TO DO: All entries are to be quoted exactly; the images stay out of the copy.

RECORD LIST:
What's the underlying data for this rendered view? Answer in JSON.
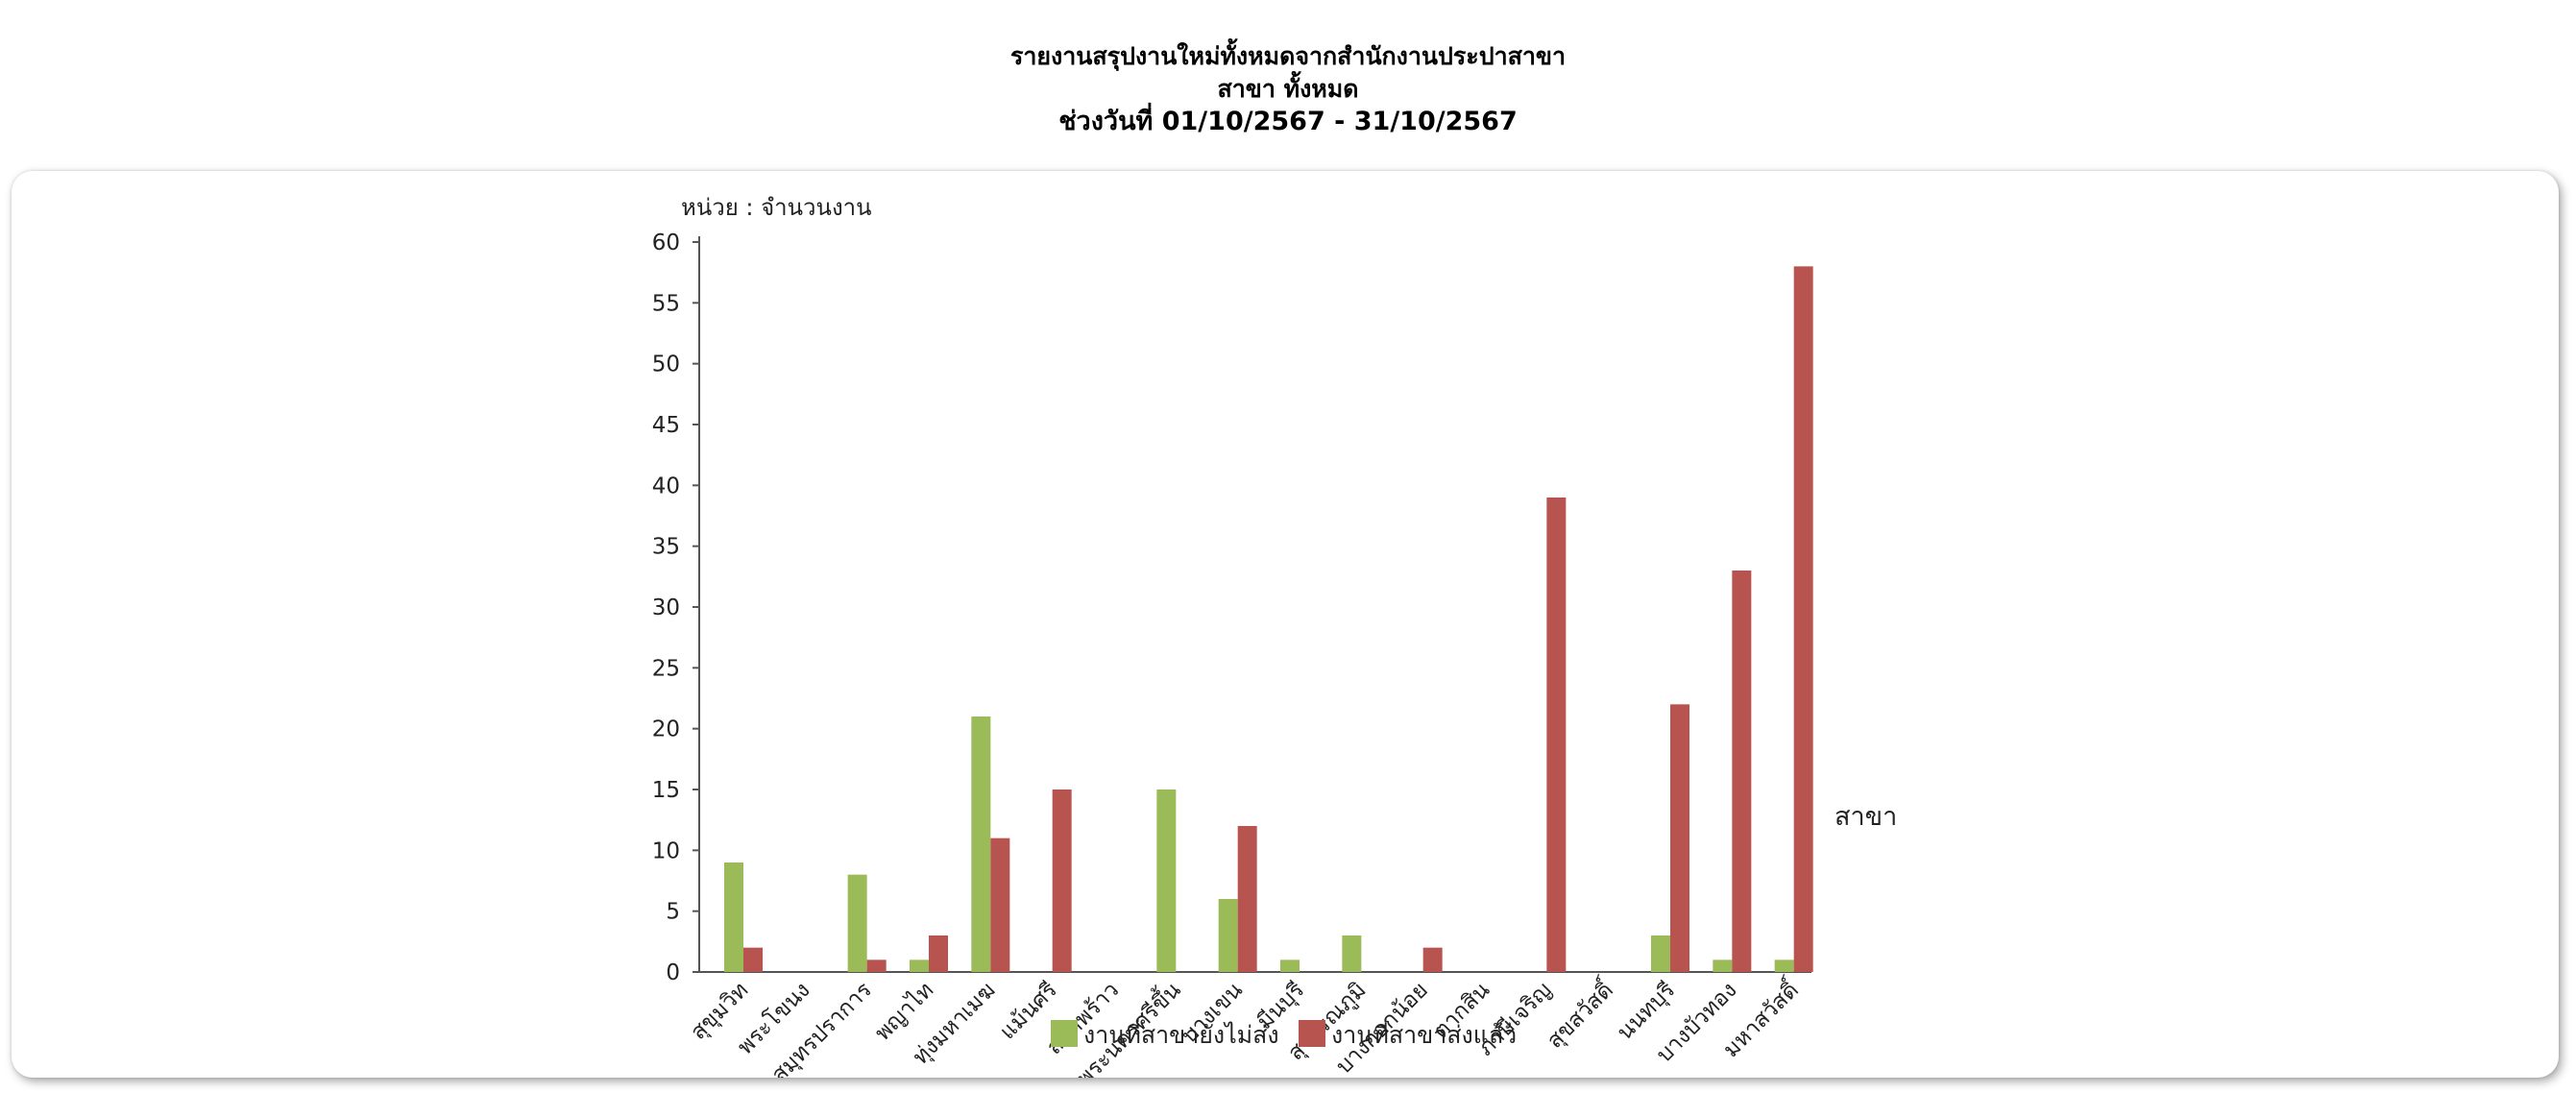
{
  "header": {
    "title": "รายงานสรุปงานใหม่ทั้งหมดจากสำนักงานประปาสาขา",
    "branch_line": "สาขา ทั้งหมด",
    "date_range": "ช่วงวันที่ 01/10/2567 - 31/10/2567"
  },
  "chart_data": {
    "type": "bar",
    "unit_label": "หน่วย : จำนวนงาน",
    "xlabel": "สาขา",
    "ylabel": "",
    "ylim": [
      0,
      60
    ],
    "yticks": [
      0,
      5,
      10,
      15,
      20,
      25,
      30,
      35,
      40,
      45,
      50,
      55,
      60
    ],
    "grid": false,
    "legend_position": "bottom",
    "categories": [
      "สุขุมวิท",
      "พระโขนง",
      "สมุทรปราการ",
      "พญาไท",
      "ทุ่งมหาเมฆ",
      "แม้นศรี",
      "ลาดพร้าว",
      "พระนครศรีขึ้น",
      "บางเขน",
      "มีนบุรี",
      "สุวรรณภูมิ",
      "บางกอกน้อย",
      "ตากสิน",
      "ภาษีเจริญ",
      "สุขสวัสดิ์",
      "นนทบุรี",
      "บางบัวทอง",
      "มหาสวัสดิ์"
    ],
    "series": [
      {
        "name": "งานที่สาขายังไม่ส่ง",
        "color": "#9bbb59",
        "values": [
          9,
          0,
          8,
          1,
          21,
          0,
          0,
          15,
          6,
          1,
          3,
          0,
          0,
          0,
          0,
          3,
          1,
          1
        ]
      },
      {
        "name": "งานที่สาขาส่งแล้ว",
        "color": "#b85450",
        "values": [
          2,
          0,
          1,
          3,
          11,
          15,
          0,
          0,
          12,
          0,
          0,
          2,
          0,
          39,
          0,
          22,
          33,
          58
        ]
      }
    ]
  }
}
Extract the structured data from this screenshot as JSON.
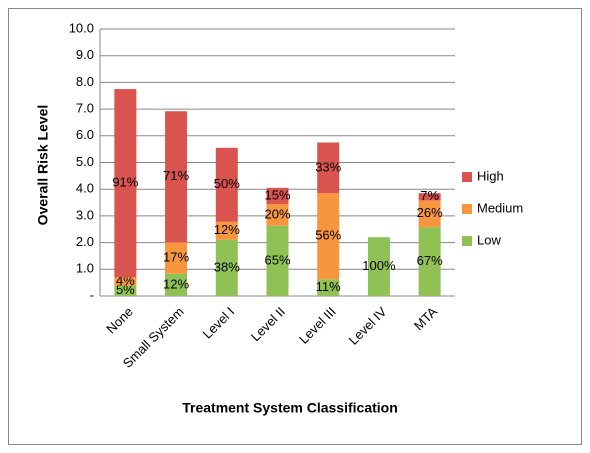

PROBLEM SOLUTION:
What's the underlying data for this rendered view? Answer in JSON.
{
  "header": {
    "title": "รายงานสรุปงานใหม่ทั้งหมดจากสำนักงานประปาสาขา",
    "branch_line": "สาขา ทั้งหมด",
    "date_range": "ช่วงวันที่ 01/10/2567 - 31/10/2567"
  },
  "chart_data": {
    "type": "bar",
    "unit_label": "หน่วย : จำนวนงาน",
    "xlabel": "สาขา",
    "ylabel": "",
    "ylim": [
      0,
      60
    ],
    "yticks": [
      0,
      5,
      10,
      15,
      20,
      25,
      30,
      35,
      40,
      45,
      50,
      55,
      60
    ],
    "grid": false,
    "legend_position": "bottom",
    "categories": [
      "สุขุมวิท",
      "พระโขนง",
      "สมุทรปราการ",
      "พญาไท",
      "ทุ่งมหาเมฆ",
      "แม้นศรี",
      "ลาดพร้าว",
      "พระนครศรีขึ้น",
      "บางเขน",
      "มีนบุรี",
      "สุวรรณภูมิ",
      "บางกอกน้อย",
      "ตากสิน",
      "ภาษีเจริญ",
      "สุขสวัสดิ์",
      "นนทบุรี",
      "บางบัวทอง",
      "มหาสวัสดิ์"
    ],
    "series": [
      {
        "name": "งานที่สาขายังไม่ส่ง",
        "color": "#9bbb59",
        "values": [
          9,
          0,
          8,
          1,
          21,
          0,
          0,
          15,
          6,
          1,
          3,
          0,
          0,
          0,
          0,
          3,
          1,
          1
        ]
      },
      {
        "name": "งานที่สาขาส่งแล้ว",
        "color": "#b85450",
        "values": [
          2,
          0,
          1,
          3,
          11,
          15,
          0,
          0,
          12,
          0,
          0,
          2,
          0,
          39,
          0,
          22,
          33,
          58
        ]
      }
    ]
  }
}
Extract the structured data from this screenshot as JSON.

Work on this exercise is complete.